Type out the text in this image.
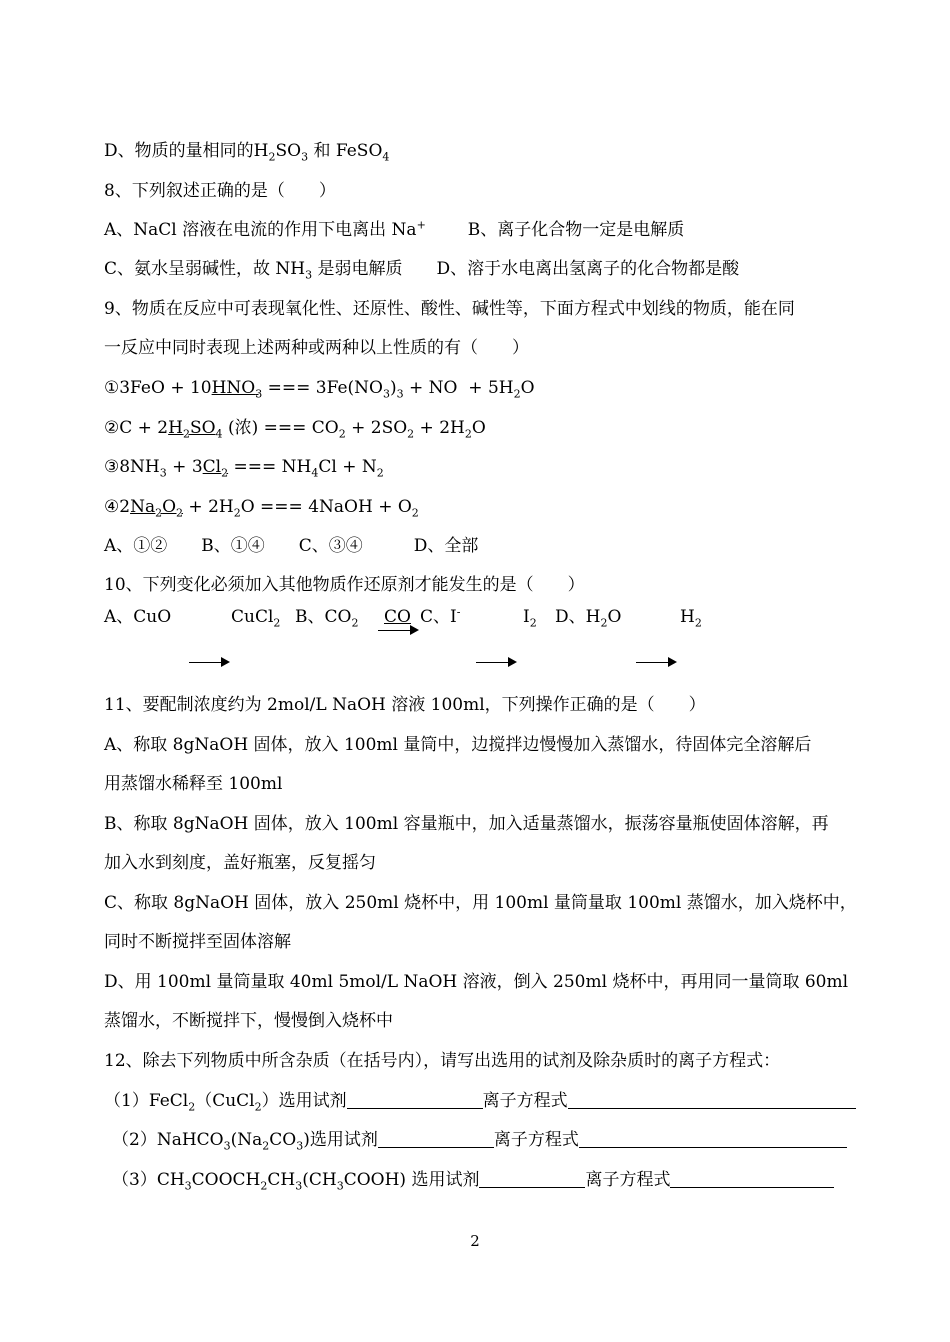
D、物质的量相同的$H_2SO_3$ 和 FeSO$_4$
8、下列叙述正确的是（　　）
A、NaCl 溶液在电流的作用下电离出 Na+ B、离子化合物一定是电解质
C、氨水呈弱碱性，故 $NH_3$ 是弱电解质 D、溶于水电离出氢离子的化合物都是酸
9、物质在反应中可表现氧化性、还原性、酸性、碱性等，下面方程式中划线的物质，能在同
一反应中同时表现上述两种或两种以上性质的有（　　）
①3FeO + $10HNO_3$ === $3Fe(NO_3)_3$ + NO  + $5H_2O$
②C + $2H_2SO_4$ (浓) === $CO_2 + 2SO_2 + 2H_2O$
$③8NH_3 + 3Cl_2$ === $NH_4Cl + N_2$
$④2Na_2O_2 + 2H_2O$ === 4NaOH + $O_2$
A、①②　　B、①④　　C、③④　　　D、全部
10、下列变化必须加入其他物质作还原剂才能发生的是（　　）
A、CuO	CuCl$_2$ B、$CO_2$ CO C、I-	$I_2$ D、$H_2O$	$H_2$
11、要配制浓度约为 2mol/L NaOH 溶液 100ml，下列操作正确的是（　　）
A、称取 8gNaOH 固体，放入 100ml 量筒中，边搅拌边慢慢加入蒸馏水，待固体完全溶解后
用蒸馏水稀释至 100ml
B、称取 8gNaOH 固体，放入 100ml 容量瓶中，加入适量蒸馏水，振荡容量瓶使固体溶解，再
加入水到刻度，盖好瓶塞，反复摇匀
C、称取 8gNaOH 固体，放入 250ml 烧杯中，用 100ml 量筒量取 100ml 蒸馏水，加入烧杯中，
同时不断搅拌至固体溶解
D、用 100ml 量筒量取 40ml 5mol/L NaOH 溶液，倒入 250ml 烧杯中，再用同一量筒取 60ml
蒸馏水，不断搅拌下，慢慢倒入烧杯中
12、除去下列物质中所含杂质（在括号内），请写出选用的试剂及除杂质时的离子方程式：
（1）FeCl$_2$（CuCl$_2$）选用试剂	离子方程式
$(2)NaHCO_3(Na_2CO_3)$选用试剂	离子方程式
$(3)CH_3COOCH_2CH_3(CH_3COOH)$ 选用试剂	离子方程式
2
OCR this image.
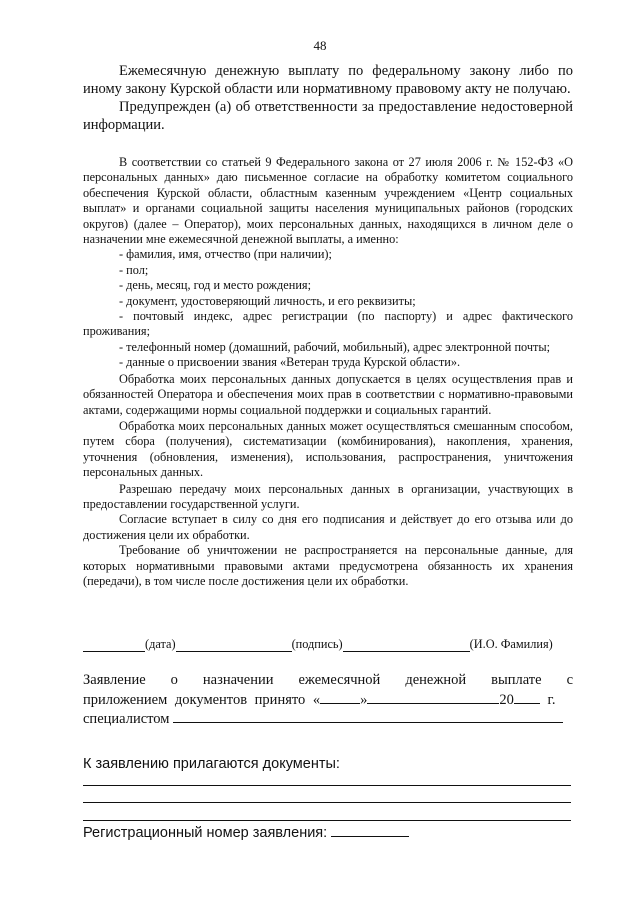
48

Ежемесячную денежную выплату по федеральному закону либо по иному закону Курской области или нормативному правовому акту не получаю.

Предупрежден (а) об ответственности за предоставление недостоверной информации.

В соответствии со статьей 9 Федерального закона от 27 июля 2006 г. № 152-ФЗ «О персональных данных» даю письменное согласие на обработку комитетом социального обеспечения Курской области, областным казенным учреждением «Центр социальных выплат» и органами социальной защиты населения муниципальных районов (городских округов) (далее – Оператор), моих персональных данных, находящихся в личном деле о назначении мне ежемесячной денежной выплаты, а именно:

- фамилия, имя, отчество (при наличии);

- пол;

- день, месяц, год и место рождения;

- документ, удостоверяющий личность, и его реквизиты;

- почтовый индекс, адрес регистрации (по паспорту) и адрес фактического проживания;

- телефонный номер (домашний, рабочий, мобильный), адрес электронной почты;

- данные о присвоении звания «Ветеран труда Курской области».

Обработка моих персональных данных допускается в целях осуществления прав и обязанностей Оператора и обеспечения моих прав в соответствии с нормативно-правовыми актами, содержащими нормы социальной поддержки и социальных гарантий.

Обработка моих персональных данных может осуществляться смешанным способом, путем сбора (получения), систематизации (комбинирования), накопления, хранения, уточнения (обновления, изменения), использования, распространения, уничтожения персональных данных.

Разрешаю передачу моих персональных данных в организации, участвующих в предоставлении государственной услуги.

Согласие вступает в силу со дня его подписания и действует до его отзыва или до достижения цели их обработки.

Требование об уничтожении не распространяется на персональные данные, для которых нормативными правовыми актами предусмотрена обязанность их хранения (передачи), в том числе после достижения цели их обработки.

(дата)	(подпись)	(И.О. Фамилия)
Заявление о назначении ежемесячной денежной выплате с
приложением документов принято «	»	20 г.
специалистом
К заявлению прилагаются документы:
Регистрационный номер заявления:
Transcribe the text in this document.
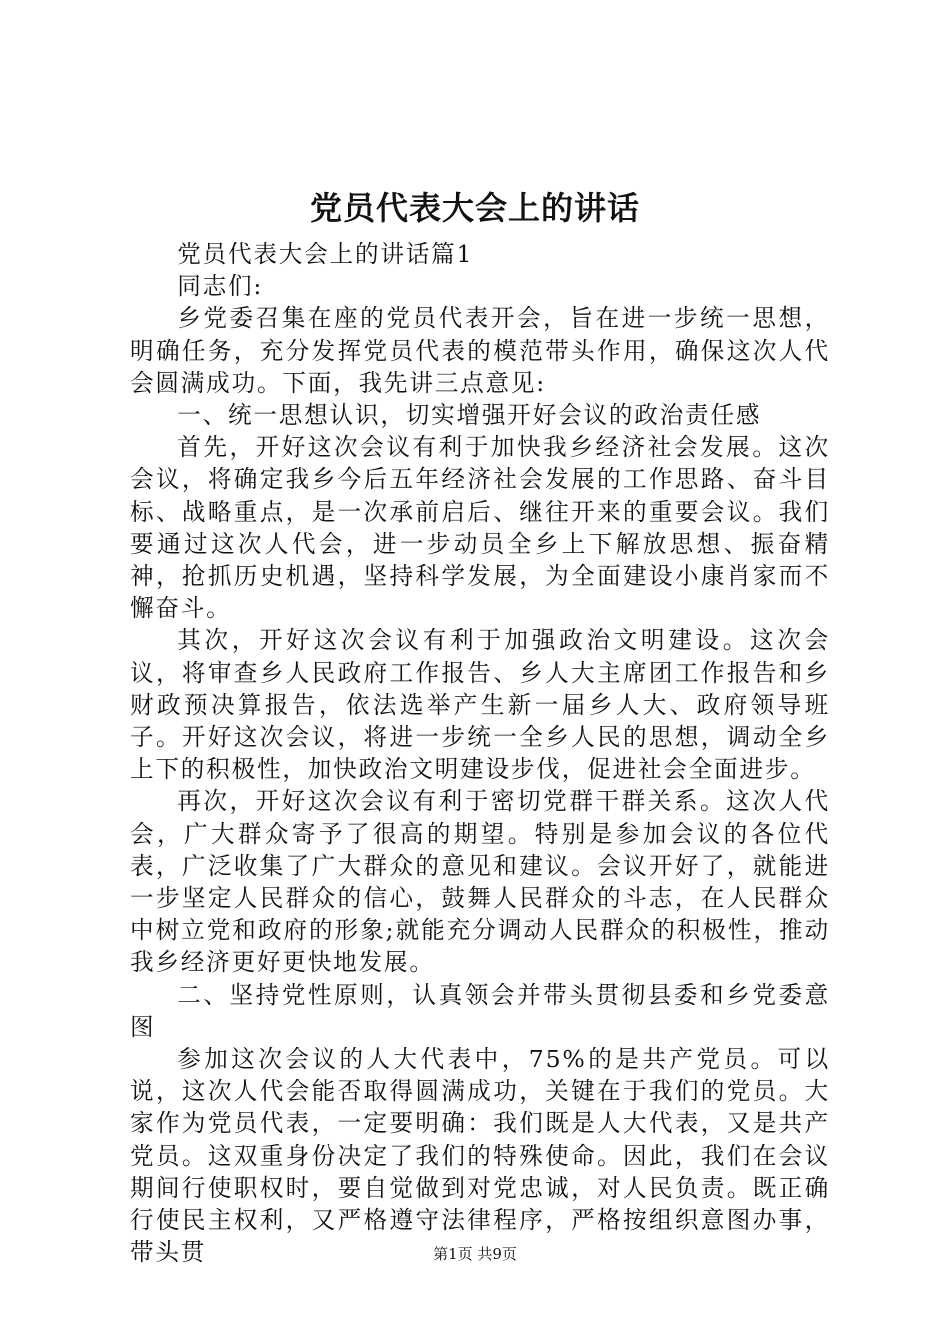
党员代表大会上的讲话

党员代表大会上的讲话篇1

同志们:

乡党委召集在座的党员代表开会，旨在进一步统一思想，明确任务，充分发挥党员代表的模范带头作用，确保这次人代会圆满成功。下面，我先讲三点意见:

一、统一思想认识，切实增强开好会议的政治责任感

首先，开好这次会议有利于加快我乡经济社会发展。这次会议，将确定我乡今后五年经济社会发展的工作思路、奋斗目标、战略重点，是一次承前启后、继往开来的重要会议。我们要通过这次人代会，进一步动员全乡上下解放思想、振奋精神，抢抓历史机遇，坚持科学发展，为全面建设小康肖家而不懈奋斗。

其次，开好这次会议有利于加强政治文明建设。这次会议，将审查乡人民政府工作报告、乡人大主席团工作报告和乡财政预决算报告，依法选举产生新一届乡人大、政府领导班子。开好这次会议，将进一步统一全乡人民的思想，调动全乡上下的积极性，加快政治文明建设步伐，促进社会全面进步。

再次，开好这次会议有利于密切党群干群关系。这次人代会，广大群众寄予了很高的期望。特别是参加会议的各位代表，广泛收集了广大群众的意见和建议。会议开好了，就能进一步坚定人民群众的信心，鼓舞人民群众的斗志，在人民群众中树立党和政府的形象;就能充分调动人民群众的积极性，推动我乡经济更好更快地发展。

二、坚持党性原则，认真领会并带头贯彻县委和乡党委意图

参加这次会议的人大代表中，75%的是共产党员。可以说，这次人代会能否取得圆满成功，关键在于我们的党员。大家作为党员代表，一定要明确：我们既是人大代表，又是共产党员。这双重身份决定了我们的特殊使命。因此，我们在会议期间行使职权时，要自觉做到对党忠诚，对人民负责。既正确行使民主权利，又严格遵守法律程序，严格按组织意图办事，带头贯	第1页 共9页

##############################

To do. The records above should be reproduced exactly, with no pictures included.

The answer.
Type out the text in this image.
D、物质的量相同的$H_2SO_3$ 和 FeSO$_4$
8、下列叙述正确的是（　　）
A、NaCl 溶液在电流的作用下电离出 Na+ B、离子化合物一定是电解质
C、氨水呈弱碱性，故 $NH_3$ 是弱电解质 D、溶于水电离出氢离子的化合物都是酸
9、物质在反应中可表现氧化性、还原性、酸性、碱性等，下面方程式中划线的物质，能在同
一反应中同时表现上述两种或两种以上性质的有（　　）
①3FeO + $10HNO_3$ === $3Fe(NO_3)_3$ + NO  + $5H_2O$
②C + $2H_2SO_4$ (浓) === $CO_2 + 2SO_2 + 2H_2O$
$③8NH_3 + 3Cl_2$ === $NH_4Cl + N_2$
$④2Na_2O_2 + 2H_2O$ === 4NaOH + $O_2$
A、①②　　B、①④　　C、③④　　　D、全部
10、下列变化必须加入其他物质作还原剂才能发生的是（　　）
A、CuO	CuCl$_2$ B、$CO_2$ CO C、I-	$I_2$ D、$H_2O$	$H_2$
11、要配制浓度约为 2mol/L NaOH 溶液 100ml，下列操作正确的是（　　）
A、称取 8gNaOH 固体，放入 100ml 量筒中，边搅拌边慢慢加入蒸馏水，待固体完全溶解后
用蒸馏水稀释至 100ml
B、称取 8gNaOH 固体，放入 100ml 容量瓶中，加入适量蒸馏水，振荡容量瓶使固体溶解，再
加入水到刻度，盖好瓶塞，反复摇匀
C、称取 8gNaOH 固体，放入 250ml 烧杯中，用 100ml 量筒量取 100ml 蒸馏水，加入烧杯中，
同时不断搅拌至固体溶解
D、用 100ml 量筒量取 40ml 5mol/L NaOH 溶液，倒入 250ml 烧杯中，再用同一量筒取 60ml
蒸馏水，不断搅拌下，慢慢倒入烧杯中
12、除去下列物质中所含杂质（在括号内），请写出选用的试剂及除杂质时的离子方程式：
（1）FeCl$_2$（CuCl$_2$）选用试剂	离子方程式
$(2)NaHCO_3(Na_2CO_3)$选用试剂	离子方程式
$(3)CH_3COOCH_2CH_3(CH_3COOH)$ 选用试剂	离子方程式
2
OCR this image.
48

Ежемесячную денежную выплату по федеральному закону либо по иному закону Курской области или нормативному правовому акту не получаю.

Предупрежден (а) об ответственности за предоставление недостоверной информации.

В соответствии со статьей 9 Федерального закона от 27 июля 2006 г. № 152-ФЗ «О персональных данных» даю письменное согласие на обработку комитетом социального обеспечения Курской области, областным казенным учреждением «Центр социальных выплат» и органами социальной защиты населения муниципальных районов (городских округов) (далее – Оператор), моих персональных данных, находящихся в личном деле о назначении мне ежемесячной денежной выплаты, а именно:

- фамилия, имя, отчество (при наличии);

- пол;

- день, месяц, год и место рождения;

- документ, удостоверяющий личность, и его реквизиты;

- почтовый индекс, адрес регистрации (по паспорту) и адрес фактического проживания;

- телефонный номер (домашний, рабочий, мобильный), адрес электронной почты;

- данные о присвоении звания «Ветеран труда Курской области».

Обработка моих персональных данных допускается в целях осуществления прав и обязанностей Оператора и обеспечения моих прав в соответствии с нормативно-правовыми актами, содержащими нормы социальной поддержки и социальных гарантий.

Обработка моих персональных данных может осуществляться смешанным способом, путем сбора (получения), систематизации (комбинирования), накопления, хранения, уточнения (обновления, изменения), использования, распространения, уничтожения персональных данных.

Разрешаю передачу моих персональных данных в организации, участвующих в предоставлении государственной услуги.

Согласие вступает в силу со дня его подписания и действует до его отзыва или до достижения цели их обработки.

Требование об уничтожении не распространяется на персональные данные, для которых нормативными правовыми актами предусмотрена обязанность их хранения (передачи), в том числе после достижения цели их обработки.

(дата)	(подпись)	(И.О. Фамилия)
Заявление о назначении ежемесячной денежной выплате с
приложением документов принято «	»	20 г.
специалистом
К заявлению прилагаются документы:
Регистрационный номер заявления:
Transcribe the text in this document.
党员代表大会上的讲话

党员代表大会上的讲话篇1

同志们:

乡党委召集在座的党员代表开会，旨在进一步统一思想，明确任务，充分发挥党员代表的模范带头作用，确保这次人代会圆满成功。下面，我先讲三点意见:

一、统一思想认识，切实增强开好会议的政治责任感

首先，开好这次会议有利于加快我乡经济社会发展。这次会议，将确定我乡今后五年经济社会发展的工作思路、奋斗目标、战略重点，是一次承前启后、继往开来的重要会议。我们要通过这次人代会，进一步动员全乡上下解放思想、振奋精神，抢抓历史机遇，坚持科学发展，为全面建设小康肖家而不懈奋斗。

其次，开好这次会议有利于加强政治文明建设。这次会议，将审查乡人民政府工作报告、乡人大主席团工作报告和乡财政预决算报告，依法选举产生新一届乡人大、政府领导班子。开好这次会议，将进一步统一全乡人民的思想，调动全乡上下的积极性，加快政治文明建设步伐，促进社会全面进步。

再次，开好这次会议有利于密切党群干群关系。这次人代会，广大群众寄予了很高的期望。特别是参加会议的各位代表，广泛收集了广大群众的意见和建议。会议开好了，就能进一步坚定人民群众的信心，鼓舞人民群众的斗志，在人民群众中树立党和政府的形象;就能充分调动人民群众的积极性，推动我乡经济更好更快地发展。

二、坚持党性原则，认真领会并带头贯彻县委和乡党委意图

参加这次会议的人大代表中，75%的是共产党员。可以说，这次人代会能否取得圆满成功，关键在于我们的党员。大家作为党员代表，一定要明确：我们既是人大代表，又是共产党员。这双重身份决定了我们的特殊使命。因此，我们在会议期间行使职权时，要自觉做到对党忠诚，对人民负责。既正确行使民主权利，又严格遵守法律程序，严格按组织意图办事，带头贯	第1页 共9页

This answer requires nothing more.